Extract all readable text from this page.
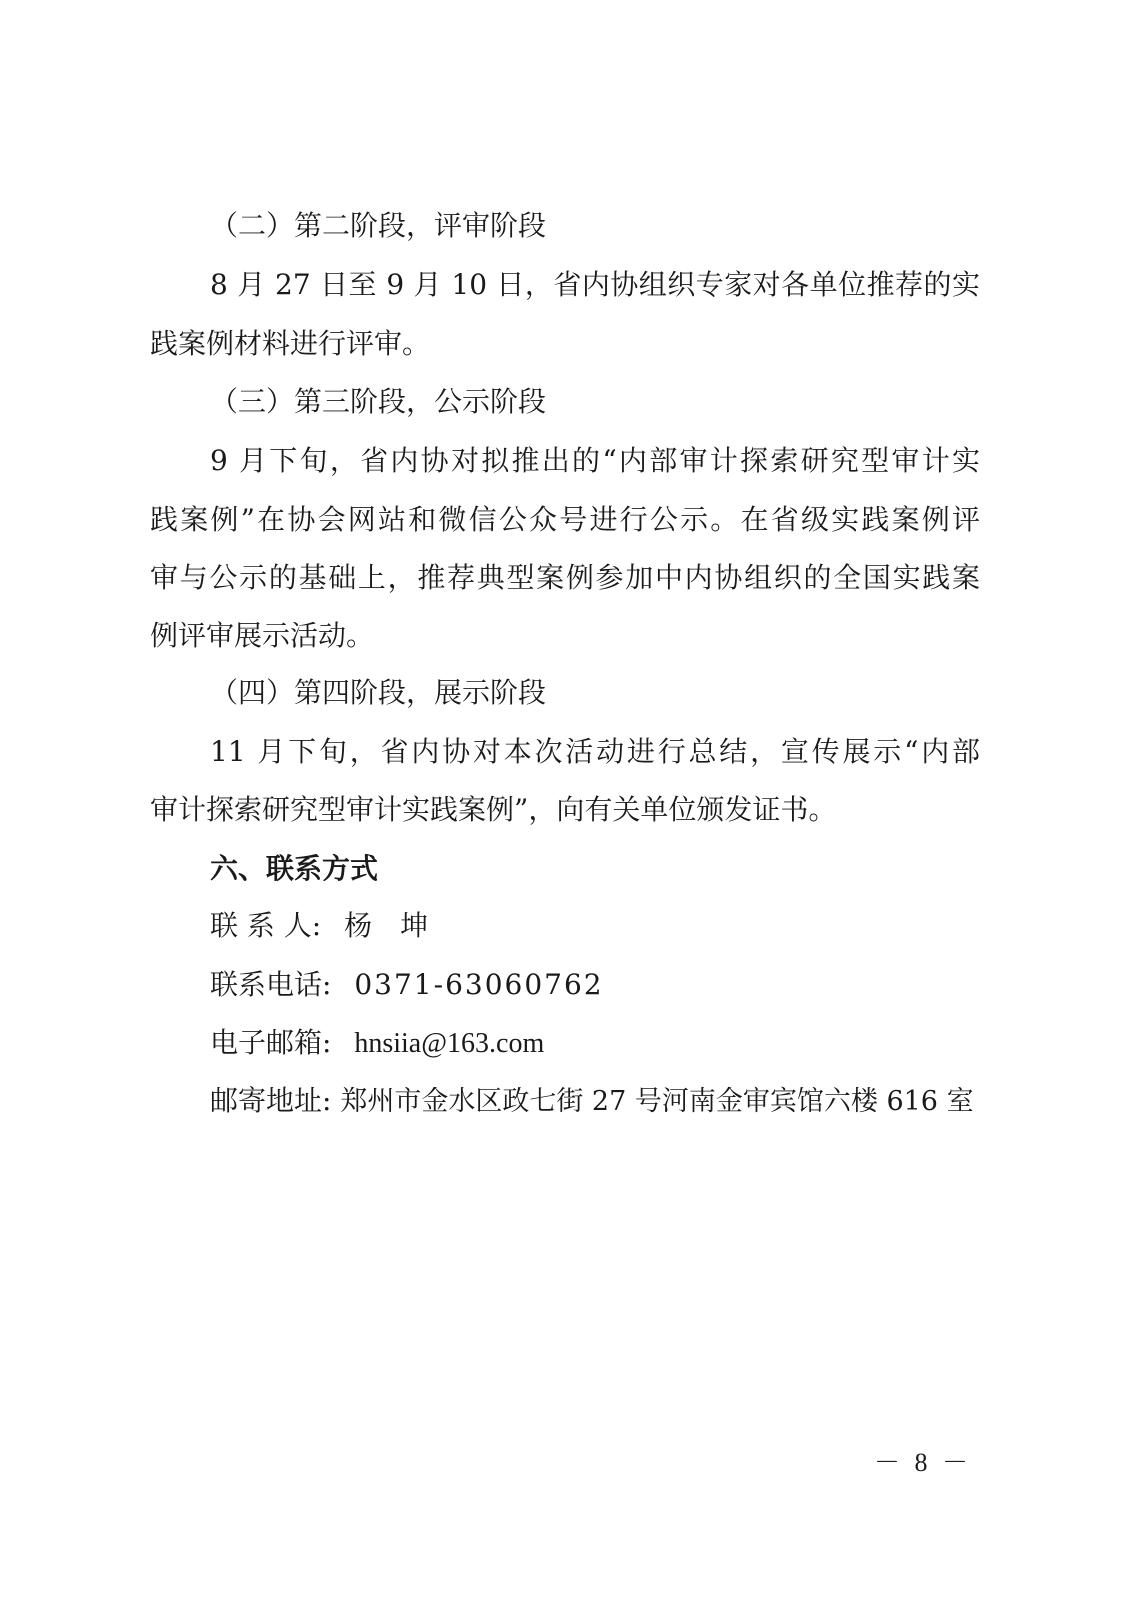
（二）第二阶段，评审阶段
8 月 27 日至 9 月 10 日，省内协组织专家对各单位推荐的实
践案例材料进行评审。
（三）第三阶段，公示阶段
9 月下旬，省内协对拟推出的“内部审计探索研究型审计实
践案例”在协会网站和微信公众号进行公示。在省级实践案例评
审与公示的基础上，推荐典型案例参加中内协组织的全国实践案
例评审展示活动。
（四）第四阶段，展示阶段
11 月下旬，省内协对本次活动进行总结，宣传展示“内部
审计探索研究型审计实践案例”，向有关单位颁发证书。
六、联系方式
联 系 人: 杨　坤
联系电话: 0371-63060762
电子邮箱: hnsiia@163.com
邮寄地址: 郑州市金水区政七街 27 号河南金审宾馆六楼 616 室
－ 8 －
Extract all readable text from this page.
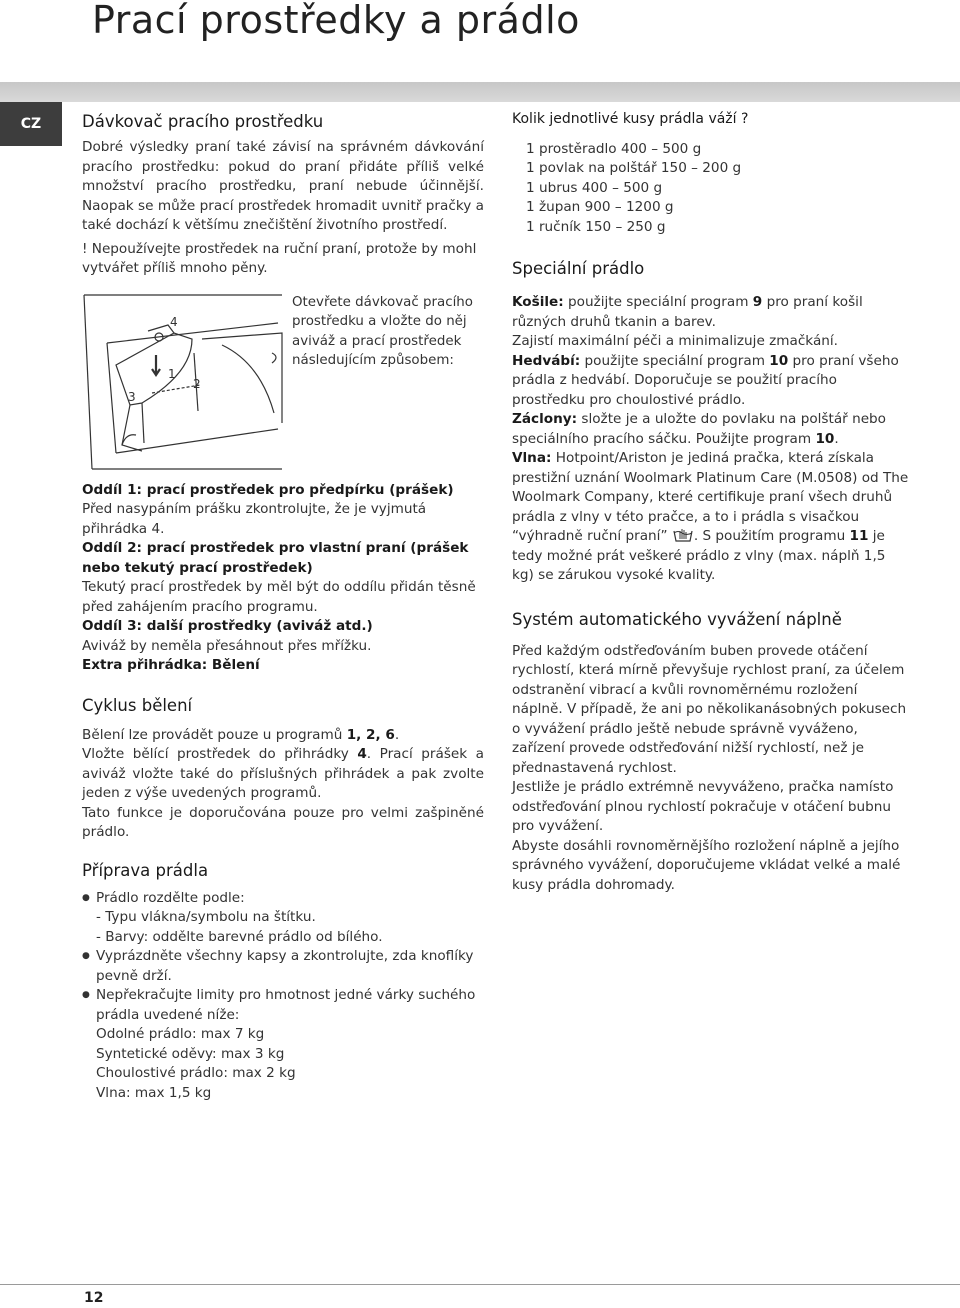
Prací prostředky a prádlo
CZ	Dávkovač pracího prostředku

Dobré výsledky praní také závisí na správném dávkování pracího prostředku: pokud do praní přidáte příliš velké množství pracího prostředku, praní nebude účinnější. Naopak se může prací prostředek hromadit uvnitř pračky a také dochází k většímu znečištění životního prostředí.

! Nepoužívejte prostředek na ruční praní, protože by mohl vytvářet příliš mnoho pěny.

4
1
2
3

Otevřete dávkovač pracího prostředku a vložte do něj aviváž a prací prostředek následujícím způsobem:

Oddíl 1: prací prostředek pro předpírku (prášek)

Před nasypáním prášku zkontrolujte, že je vyjmutá přihrádka 4.

Oddíl 2: prací prostředek pro vlastní praní (prášek nebo tekutý prací prostředek)

Tekutý prací prostředek by měl být do oddílu přidán těsně před zahájením pracího programu.

Oddíl 3: další prostředky (aviváž atd.)

Aviváž by neměla přesáhnout přes mřížku.

Extra přihrádka: Bělení

Cyklus bělení

Bělení lze provádět pouze u programů 1, 2, 6.

Vložte bělící prostředek do přihrádky 4. Prací prášek a aviváž vložte také do příslušných přihrádek a pak zvolte jeden z výše uvedených programů.

Tato funkce je doporučována pouze pro velmi zašpiněné prádlo.

Příprava prádla
● Prádlo rozdělte podle:
- Typu vlákna/symbolu na štítku.
- Barvy: oddělte barevné prádlo od bílého.
● Vyprázdněte všechny kapsy a zkontrolujte, zda knoflíky pevně drží.
● Nepřekračujte limity pro hmotnost jedné várky suchého prádla uvedené níže:
Odolné prádlo: max 7 kg
Syntetické oděvy: max 3 kg
Choulostivé prádlo: max 2 kg
Vlna: max 1,5 kg

Kolik jednotlivé kusy prádla váží ?

1 prostěradlo 400 – 500 g
1 povlak na polštář 150 – 200 g
1 ubrus 400 – 500 g
1 župan 900 – 1200 g
1 ručník 150 – 250 g
Speciální prádlo

Košile: použijte speciální program 9 pro praní košil různých druhů tkanin a barev.

Zajistí maximální péči a minimalizuje zmačkání.

Hedvábí: použijte speciální program 10 pro praní všeho prádla z hedvábí. Doporučuje se použití pracího prostředku pro choulostivé prádlo.

Záclony: složte je a uložte do povlaku na polštář nebo speciálního pracího sáčku. Použijte program 10.

Vlna: Hotpoint/Ariston je jediná pračka, která získala prestižní uznání Woolmark Platinum Care (M.0508) od The Woolmark Company, které certifikuje praní všech druhů prádla z vlny v této pračce, a to i prádla s visačkou “výhradně ruční praní” . S použitím programu 11 je tedy možné prát veškeré prádlo z vlny (max. náplň 1,5 kg) se zárukou vysoké kvality.

Systém automatického vyvážení náplně

Před každým odstřeďováním buben provede otáčení rychlostí, která mírně převyšuje rychlost praní, za účelem odstranění vibrací a kvůli rovnoměrnému rozložení náplně. V případě, že ani po několikanásobných pokusech o vyvážení prádlo ještě nebude správně vyváženo, zařízení provede odstřeďování nižší rychlostí, než je přednastavená rychlost.

Jestliže je prádlo extrémně nevyváženo, pračka namísto odstřeďování plnou rychlostí pokračuje v otáčení bubnu pro vyvážení.

Abyste dosáhli rovnoměrnějšího rozložení náplně a jejího správného vyvážení, doporučujeme vkládat velké a malé kusy prádla dohromady.

12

**INSTRUCTIONS TO FOLLOW:**
Count the lines above that contain the word "rozložení", and reply with only that number.

**RESULT:**
2